▸ The task
Extract every line of the material below and reproduce it faithfully.

▸ Source records
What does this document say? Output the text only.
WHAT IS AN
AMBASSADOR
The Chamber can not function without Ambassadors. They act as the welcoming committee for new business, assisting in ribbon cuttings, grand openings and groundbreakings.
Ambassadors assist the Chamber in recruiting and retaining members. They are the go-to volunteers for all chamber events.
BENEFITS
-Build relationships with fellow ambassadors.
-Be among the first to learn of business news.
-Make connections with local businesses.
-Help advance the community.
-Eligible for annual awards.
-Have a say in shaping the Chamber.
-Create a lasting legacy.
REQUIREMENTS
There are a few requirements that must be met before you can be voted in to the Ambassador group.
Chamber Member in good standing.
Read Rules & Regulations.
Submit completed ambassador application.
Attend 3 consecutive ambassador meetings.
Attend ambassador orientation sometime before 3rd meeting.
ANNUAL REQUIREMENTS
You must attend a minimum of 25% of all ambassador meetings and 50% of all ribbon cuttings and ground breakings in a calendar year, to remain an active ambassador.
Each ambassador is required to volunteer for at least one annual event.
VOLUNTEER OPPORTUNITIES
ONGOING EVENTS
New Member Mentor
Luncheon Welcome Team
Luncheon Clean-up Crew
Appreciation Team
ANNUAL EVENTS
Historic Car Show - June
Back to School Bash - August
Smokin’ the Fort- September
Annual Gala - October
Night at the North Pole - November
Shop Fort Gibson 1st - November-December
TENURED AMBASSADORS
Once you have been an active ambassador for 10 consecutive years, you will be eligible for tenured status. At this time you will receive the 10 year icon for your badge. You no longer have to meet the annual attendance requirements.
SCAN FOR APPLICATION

▸ Task solution
What does this document say? Output the text only.
WHAT IS AN
AMBASSADOR
The Chamber can not function without Ambassadors. They act as the welcoming committee for new business, assisting in ribbon cuttings, grand openings and groundbreakings.
Ambassadors assist the Chamber in recruiting and retaining members. They are the go-to volunteers for all chamber events.
BENEFITS
-Build relationships with fellow ambassadors.
-Be among the first to learn of business news.
-Make connections with local businesses.
-Help advance the community.
-Eligible for annual awards.
-Have a say in shaping the Chamber.
-Create a lasting legacy.
REQUIREMENTS
There are a few requirements that must be met before you can be voted in to the Ambassador group.
Chamber Member in good standing.
Read Rules & Regulations.
Submit completed ambassador application.
Attend 3 consecutive ambassador meetings.
Attend ambassador orientation sometime before 3rd meeting.
ANNUAL REQUIREMENTS
You must attend a minimum of 25% of all ambassador meetings and 50% of all ribbon cuttings and ground breakings in a calendar year, to remain an active ambassador.
Each ambassador is required to volunteer for at least one annual event.
VOLUNTEER OPPORTUNITIES
ONGOING EVENTS
New Member Mentor
Luncheon Welcome Team
Luncheon Clean-up Crew
Appreciation Team
ANNUAL EVENTS
Historic Car Show - June
Back to School Bash - August
Smokin’ the Fort- September
Annual Gala - October
Night at the North Pole - November
Shop Fort Gibson 1st - November-December
TENURED AMBASSADORS
Once you have been an active ambassador for 10 consecutive years, you will be eligible for tenured status. At this time you will receive the 10 year icon for your badge. You no longer have to meet the annual attendance requirements.
SCAN FOR APPLICATION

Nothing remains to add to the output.